Print all of the entries exactly, minus the pictures.

Data entries
>> start

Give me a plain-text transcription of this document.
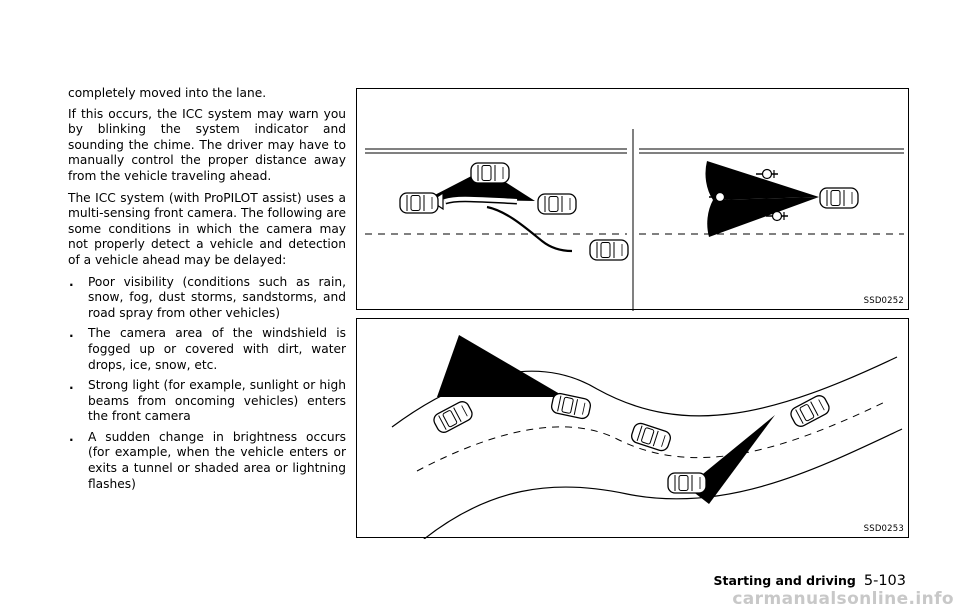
completely moved into the lane.

If this occurs, the ICC system may warn you by blinking the system indicator and sounding the chime. The driver may have to manually control the proper distance away from the vehicle traveling ahead.

The ICC system (with ProPILOT assist) uses a multi-sensing front camera. The following are some conditions in which the camera may not properly detect a vehicle and detection of a vehicle ahead may be delayed:

. Poor visibility (conditions such as rain, snow, fog, dust storms, sandstorms, and road spray from other vehicles)
. The camera area of the windshield is fogged up or covered with dirt, water drops, ice, snow, etc.
. Strong light (for example, sunlight or high beams from oncoming vehicles) enters the front camera
. A sudden change in brightness occurs (for example, when the vehicle enters or exits a tunnel or shaded area or lightning flashes)
SSD0252
SSD0253
Starting and driving 5-103
carmanualsonline.info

>> end

** Reply to the task **
Give me a plain-text transcription of this document.
completely moved into the lane.

If this occurs, the ICC system may warn you by blinking the system indicator and sounding the chime. The driver may have to manually control the proper distance away from the vehicle traveling ahead.

The ICC system (with ProPILOT assist) uses a multi-sensing front camera. The following are some conditions in which the camera may not properly detect a vehicle and detection of a vehicle ahead may be delayed:

. Poor visibility (conditions such as rain, snow, fog, dust storms, sandstorms, and road spray from other vehicles)
. The camera area of the windshield is fogged up or covered with dirt, water drops, ice, snow, etc.
. Strong light (for example, sunlight or high beams from oncoming vehicles) enters the front camera
. A sudden change in brightness occurs (for example, when the vehicle enters or exits a tunnel or shaded area or lightning flashes)
SSD0252
SSD0253
Starting and driving 5-103
carmanualsonline.info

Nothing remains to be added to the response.